Work to do.
1. In the blog post on England's 2010 election result, how many seats did Labour win in England?
2. Copy the passage of the blog post on England's 2010 election result, starting at "I'm feeling oddly" and ending at "good result AF.".
3. Write the text that comes next in the blog post on England's 2010 election result, picking up after its last sentence.

Given passage.
Saturday, May 08, 2010

England

This was the election result for the little regarded backwater of England
Conservative: 297 (+92)
Labour: 191 (-87)
LibDem: 43 (-4)Green: 1 (+1)

If English laws are speedily introduced , and there can be no possible objection , then New Labour cannot win here. Furthmore as this measure is supposed to provide an equality I am not sure why we should not choose our own voting procedures

10 comments:

Auntie Flo' said...

Hi newms, totally agree with you. We in England must have our independence, it's the only way we will ever again recover our democratic rights, self determination and civil liberties, enjoy full enfranchisement, escape the bonds of foreign subsidy and burst the pernicious chains of our enslavement to Scotland.

Let's go for it!

I'm feeling oddly under occupied now the election is all but over. This time on Thursday, I was totally knackered from chasing around canvassing all day with Rob, our then PCC, my legs and face numb from our final 4 hours of doing the all smiling, all dancing traffic cop on the freezing M11 junction, as part of Rob's inspired smiling commuter wave.

Did you see the brilliant result Rob Halfon achieved in Harlow? We sacked our government minister MP, the dicatorial Bill Rammell, and elected Rob with a magnificent majority.

Magic!

Bill Quango MP said...

That was a good result AF.
Predicted in print on our blog.
But Cruddas stayed while Julia Goldsworthy lost. Quite unbelievable really.

Auntie Flo' said...

Bill Quango: My own view is that th4e criteria for success in the election basically boiled down to how much work candidates and supporters had done to win back lost trust among the electorate. Not just flash in the pan campaigning during the election period, but long term graft in their constituency.

Data rows.
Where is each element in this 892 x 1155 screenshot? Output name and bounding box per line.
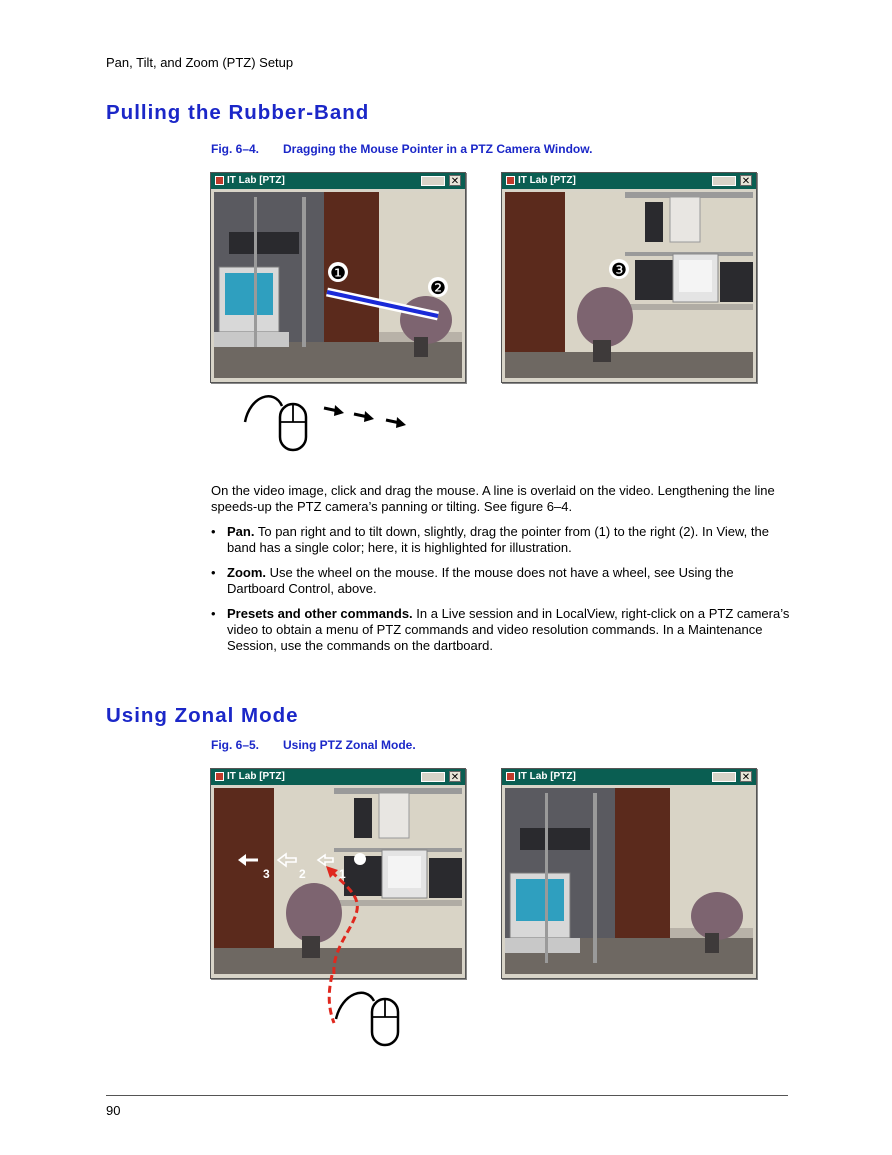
instruction-list	[211, 524, 791, 663]
close-icon[interactable]: ✕	[741, 176, 751, 187]
running-header: Pan, Tilt, and Zoom (PTZ) Setup	[106, 55, 294, 70]
bullet-text: To pan right and to tilt down, slightly, drag the pointer from (1) to the right (2). In View, the band has a single color; here, it is highlighted for illustration.	[227, 524, 769, 555]
ptz-camera-window-after	[501, 172, 757, 383]
mouse-drag-illustration	[240, 388, 420, 458]
marker-3: ❸	[610, 260, 628, 281]
list-item-pan	[211, 524, 791, 556]
figure-title: Using PTZ Zonal Mode.	[283, 738, 416, 752]
office-chair	[577, 287, 633, 347]
close-icon[interactable]: ✕	[450, 772, 460, 783]
ptz-toolbar-icon[interactable]	[712, 176, 736, 186]
camera-icon	[215, 176, 224, 185]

Results for each task.
1. 191

2.
I'm feeling oddly under occupied now the election is all but over. This time on Thursday, I was totally knackered from chasing around canvassing all day with Rob, our then PCC, my legs and face numb from our final 4 hours of doing the all smiling, all dancing traffic cop on the freezing M11 junction, as part of Rob's inspired smiling commuter wave.

Did you see the brilliant result Rob Halfon achieved in Harlow? We sacked our government minister MP, the dicatorial Bill Rammell, and elected Rob with a magnificent majority.

Magic!

Bill Quango MP said...

That was a good result AF.

3.
Rob Halfon has worked his heart out for Harlow for 10 years, in particular during the last few years. Isn't Cruddas known to be hard working? I can't speak for Goldsworthy, but my experience of the Lib Dems, having been a life long Liberal until a few years ago, is that far too many of them are the laid back bods in our society. Viz, one of our local Lib Dems thought it was enough to get on her 'carbon friendly' tricycle and peddle through a shopping area to win votes. She never got off the bl**dy thing to speak to anyone!

Lib Dems, not to be confused with old Liberals like me, are too often the spoiled and apathetic offspring of successful parents, people who go into safe jobs for life in the public sector because they lack the drive to do anything else, the drive to take risks tht their parents had. Everything's always fallen into their laps courtesy of indulgent parents and they seem to believe that society should continue mum and dad's largess.

To prove my point, pictures from the voting reform rally that lobbied Clegg in London:

http://www.flickr.com/photos/jonchoo/sets/72157624020005778/ #takeitback #ge2010

Auntie Flo' said...

Look how middle class those 'fair votes' protestors are. Healthy scrubbed faces, well shod heels, sensible, good quality M&S raincoats. Not a scuffed shoe or working class face among them.

These are the ones who let Nick Clegg down. They brushed aside millions of hard working voters by defining themselves as the anti-politics, youth remedy to the two old parties - and old people? Foolishly believing their vacuous, anti-oldie and anti-status quo critiques sufficient, they didn't do the work in their constituencies, simply pedalled along, believing their sense of outraged, public sector entitlement would see them through. But in the end, instead of seeing them through, it led the working class masses to see right through them: to their greedy and lazy little souls. They even failed to mobilise the youth vote: what naive fools they were to focus on the notoriously perfidious young.

Auntie Flo' said...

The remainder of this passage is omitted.